Will you quote all of the entries, word for word?

<<<<

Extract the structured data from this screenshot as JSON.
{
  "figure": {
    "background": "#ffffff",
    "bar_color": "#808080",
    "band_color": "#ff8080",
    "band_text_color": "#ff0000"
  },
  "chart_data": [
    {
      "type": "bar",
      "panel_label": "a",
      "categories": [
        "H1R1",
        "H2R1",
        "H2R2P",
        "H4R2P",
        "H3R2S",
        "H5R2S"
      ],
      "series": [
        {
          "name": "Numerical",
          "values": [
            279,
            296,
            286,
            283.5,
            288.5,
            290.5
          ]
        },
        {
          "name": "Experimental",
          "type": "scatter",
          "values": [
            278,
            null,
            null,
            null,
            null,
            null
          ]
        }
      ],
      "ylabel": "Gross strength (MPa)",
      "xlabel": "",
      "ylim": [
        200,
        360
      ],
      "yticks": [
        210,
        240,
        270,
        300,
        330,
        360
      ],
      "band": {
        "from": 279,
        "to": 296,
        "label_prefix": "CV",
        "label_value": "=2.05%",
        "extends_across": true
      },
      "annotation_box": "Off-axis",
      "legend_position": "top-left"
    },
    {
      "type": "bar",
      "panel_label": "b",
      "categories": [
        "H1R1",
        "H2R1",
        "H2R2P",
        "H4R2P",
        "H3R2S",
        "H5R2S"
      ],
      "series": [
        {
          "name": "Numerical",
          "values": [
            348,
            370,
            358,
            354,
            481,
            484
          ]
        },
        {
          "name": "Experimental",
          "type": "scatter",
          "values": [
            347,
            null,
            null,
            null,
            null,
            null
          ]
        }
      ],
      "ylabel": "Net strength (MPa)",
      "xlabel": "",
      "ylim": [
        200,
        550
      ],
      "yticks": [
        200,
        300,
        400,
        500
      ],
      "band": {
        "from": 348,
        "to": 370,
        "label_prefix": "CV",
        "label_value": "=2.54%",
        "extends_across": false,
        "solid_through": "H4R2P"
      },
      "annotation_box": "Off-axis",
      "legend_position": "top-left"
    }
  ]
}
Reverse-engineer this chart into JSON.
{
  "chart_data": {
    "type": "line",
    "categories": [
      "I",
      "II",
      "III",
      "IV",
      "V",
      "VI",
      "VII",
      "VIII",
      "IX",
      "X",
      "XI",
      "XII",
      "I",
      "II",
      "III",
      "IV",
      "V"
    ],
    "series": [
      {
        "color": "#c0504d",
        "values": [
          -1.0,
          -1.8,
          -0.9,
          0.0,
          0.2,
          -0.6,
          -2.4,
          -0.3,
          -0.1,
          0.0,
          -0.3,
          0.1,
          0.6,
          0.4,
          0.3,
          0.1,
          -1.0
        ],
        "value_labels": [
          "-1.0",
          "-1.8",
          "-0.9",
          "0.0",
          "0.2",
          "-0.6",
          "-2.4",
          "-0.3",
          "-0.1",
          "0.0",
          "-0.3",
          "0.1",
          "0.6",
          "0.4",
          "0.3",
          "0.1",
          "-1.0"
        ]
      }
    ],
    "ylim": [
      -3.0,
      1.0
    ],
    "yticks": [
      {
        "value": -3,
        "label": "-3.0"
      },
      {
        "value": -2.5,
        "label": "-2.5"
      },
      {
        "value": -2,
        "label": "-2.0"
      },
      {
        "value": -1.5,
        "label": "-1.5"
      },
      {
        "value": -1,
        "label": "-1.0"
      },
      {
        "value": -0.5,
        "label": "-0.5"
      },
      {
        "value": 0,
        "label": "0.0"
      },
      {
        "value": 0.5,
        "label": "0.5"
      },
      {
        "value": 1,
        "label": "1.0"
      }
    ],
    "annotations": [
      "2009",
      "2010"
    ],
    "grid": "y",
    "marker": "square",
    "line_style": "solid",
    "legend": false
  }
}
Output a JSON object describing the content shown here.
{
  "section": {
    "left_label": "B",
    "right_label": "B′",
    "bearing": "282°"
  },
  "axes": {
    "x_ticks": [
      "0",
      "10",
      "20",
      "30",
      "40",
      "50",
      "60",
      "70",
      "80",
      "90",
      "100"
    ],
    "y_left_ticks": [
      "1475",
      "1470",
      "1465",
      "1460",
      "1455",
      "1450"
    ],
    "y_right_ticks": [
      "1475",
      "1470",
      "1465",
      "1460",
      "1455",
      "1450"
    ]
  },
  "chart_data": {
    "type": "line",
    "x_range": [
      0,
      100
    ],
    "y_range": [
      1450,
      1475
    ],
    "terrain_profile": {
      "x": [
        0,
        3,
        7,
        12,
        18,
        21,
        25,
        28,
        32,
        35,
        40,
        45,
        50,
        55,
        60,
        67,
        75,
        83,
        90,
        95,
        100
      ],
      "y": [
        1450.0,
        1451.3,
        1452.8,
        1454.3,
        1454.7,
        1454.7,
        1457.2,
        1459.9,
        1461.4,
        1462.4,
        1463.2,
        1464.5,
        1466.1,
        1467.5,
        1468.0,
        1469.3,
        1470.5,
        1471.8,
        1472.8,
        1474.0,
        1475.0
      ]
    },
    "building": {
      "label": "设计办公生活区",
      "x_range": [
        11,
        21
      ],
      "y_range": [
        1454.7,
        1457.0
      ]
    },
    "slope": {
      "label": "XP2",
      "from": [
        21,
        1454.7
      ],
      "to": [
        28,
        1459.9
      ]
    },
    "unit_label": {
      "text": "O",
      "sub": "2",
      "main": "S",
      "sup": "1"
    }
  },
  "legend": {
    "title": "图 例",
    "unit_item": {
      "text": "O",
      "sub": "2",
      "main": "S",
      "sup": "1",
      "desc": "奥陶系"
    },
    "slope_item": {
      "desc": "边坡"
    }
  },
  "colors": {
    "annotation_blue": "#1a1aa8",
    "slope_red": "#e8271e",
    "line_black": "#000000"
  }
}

>>>>

--- REPLY ---
Extract the structured data from this screenshot as JSON.
{
  "figure": {
    "background": "#ffffff",
    "bar_color": "#808080",
    "band_color": "#ff8080",
    "band_text_color": "#ff0000"
  },
  "chart_data": [
    {
      "type": "bar",
      "panel_label": "a",
      "categories": [
        "H1R1",
        "H2R1",
        "H2R2P",
        "H4R2P",
        "H3R2S",
        "H5R2S"
      ],
      "series": [
        {
          "name": "Numerical",
          "values": [
            279,
            296,
            286,
            283.5,
            288.5,
            290.5
          ]
        },
        {
          "name": "Experimental",
          "type": "scatter",
          "values": [
            278,
            null,
            null,
            null,
            null,
            null
          ]
        }
      ],
      "ylabel": "Gross strength (MPa)",
      "xlabel": "",
      "ylim": [
        200,
        360
      ],
      "yticks": [
        210,
        240,
        270,
        300,
        330,
        360
      ],
      "band": {
        "from": 279,
        "to": 296,
        "label_prefix": "CV",
        "label_value": "=2.05%",
        "extends_across": true
      },
      "annotation_box": "Off-axis",
      "legend_position": "top-left"
    },
    {
      "type": "bar",
      "panel_label": "b",
      "categories": [
        "H1R1",
        "H2R1",
        "H2R2P",
        "H4R2P",
        "H3R2S",
        "H5R2S"
      ],
      "series": [
        {
          "name": "Numerical",
          "values": [
            348,
            370,
            358,
            354,
            481,
            484
          ]
        },
        {
          "name": "Experimental",
          "type": "scatter",
          "values": [
            347,
            null,
            null,
            null,
            null,
            null
          ]
        }
      ],
      "ylabel": "Net strength (MPa)",
      "xlabel": "",
      "ylim": [
        200,
        550
      ],
      "yticks": [
        200,
        300,
        400,
        500
      ],
      "band": {
        "from": 348,
        "to": 370,
        "label_prefix": "CV",
        "label_value": "=2.54%",
        "extends_across": false,
        "solid_through": "H4R2P"
      },
      "annotation_box": "Off-axis",
      "legend_position": "top-left"
    }
  ]
}
Reverse-engineer this chart into JSON.
{
  "chart_data": {
    "type": "line",
    "categories": [
      "I",
      "II",
      "III",
      "IV",
      "V",
      "VI",
      "VII",
      "VIII",
      "IX",
      "X",
      "XI",
      "XII",
      "I",
      "II",
      "III",
      "IV",
      "V"
    ],
    "series": [
      {
        "color": "#c0504d",
        "values": [
          -1.0,
          -1.8,
          -0.9,
          0.0,
          0.2,
          -0.6,
          -2.4,
          -0.3,
          -0.1,
          0.0,
          -0.3,
          0.1,
          0.6,
          0.4,
          0.3,
          0.1,
          -1.0
        ],
        "value_labels": [
          "-1.0",
          "-1.8",
          "-0.9",
          "0.0",
          "0.2",
          "-0.6",
          "-2.4",
          "-0.3",
          "-0.1",
          "0.0",
          "-0.3",
          "0.1",
          "0.6",
          "0.4",
          "0.3",
          "0.1",
          "-1.0"
        ]
      }
    ],
    "ylim": [
      -3.0,
      1.0
    ],
    "yticks": [
      {
        "value": -3,
        "label": "-3.0"
      },
      {
        "value": -2.5,
        "label": "-2.5"
      },
      {
        "value": -2,
        "label": "-2.0"
      },
      {
        "value": -1.5,
        "label": "-1.5"
      },
      {
        "value": -1,
        "label": "-1.0"
      },
      {
        "value": -0.5,
        "label": "-0.5"
      },
      {
        "value": 0,
        "label": "0.0"
      },
      {
        "value": 0.5,
        "label": "0.5"
      },
      {
        "value": 1,
        "label": "1.0"
      }
    ],
    "annotations": [
      "2009",
      "2010"
    ],
    "grid": "y",
    "marker": "square",
    "line_style": "solid",
    "legend": false
  }
}
Output a JSON object describing the content shown here.
{
  "section": {
    "left_label": "B",
    "right_label": "B′",
    "bearing": "282°"
  },
  "axes": {
    "x_ticks": [
      "0",
      "10",
      "20",
      "30",
      "40",
      "50",
      "60",
      "70",
      "80",
      "90",
      "100"
    ],
    "y_left_ticks": [
      "1475",
      "1470",
      "1465",
      "1460",
      "1455",
      "1450"
    ],
    "y_right_ticks": [
      "1475",
      "1470",
      "1465",
      "1460",
      "1455",
      "1450"
    ]
  },
  "chart_data": {
    "type": "line",
    "x_range": [
      0,
      100
    ],
    "y_range": [
      1450,
      1475
    ],
    "terrain_profile": {
      "x": [
        0,
        3,
        7,
        12,
        18,
        21,
        25,
        28,
        32,
        35,
        40,
        45,
        50,
        55,
        60,
        67,
        75,
        83,
        90,
        95,
        100
      ],
      "y": [
        1450.0,
        1451.3,
        1452.8,
        1454.3,
        1454.7,
        1454.7,
        1457.2,
        1459.9,
        1461.4,
        1462.4,
        1463.2,
        1464.5,
        1466.1,
        1467.5,
        1468.0,
        1469.3,
        1470.5,
        1471.8,
        1472.8,
        1474.0,
        1475.0
      ]
    },
    "building": {
      "label": "设计办公生活区",
      "x_range": [
        11,
        21
      ],
      "y_range": [
        1454.7,
        1457.0
      ]
    },
    "slope": {
      "label": "XP2",
      "from": [
        21,
        1454.7
      ],
      "to": [
        28,
        1459.9
      ]
    },
    "unit_label": {
      "text": "O",
      "sub": "2",
      "main": "S",
      "sup": "1"
    }
  },
  "legend": {
    "title": "图 例",
    "unit_item": {
      "text": "O",
      "sub": "2",
      "main": "S",
      "sup": "1",
      "desc": "奥陶系"
    },
    "slope_item": {
      "desc": "边坡"
    }
  },
  "colors": {
    "annotation_blue": "#1a1aa8",
    "slope_red": "#e8271e",
    "line_black": "#000000"
  }
}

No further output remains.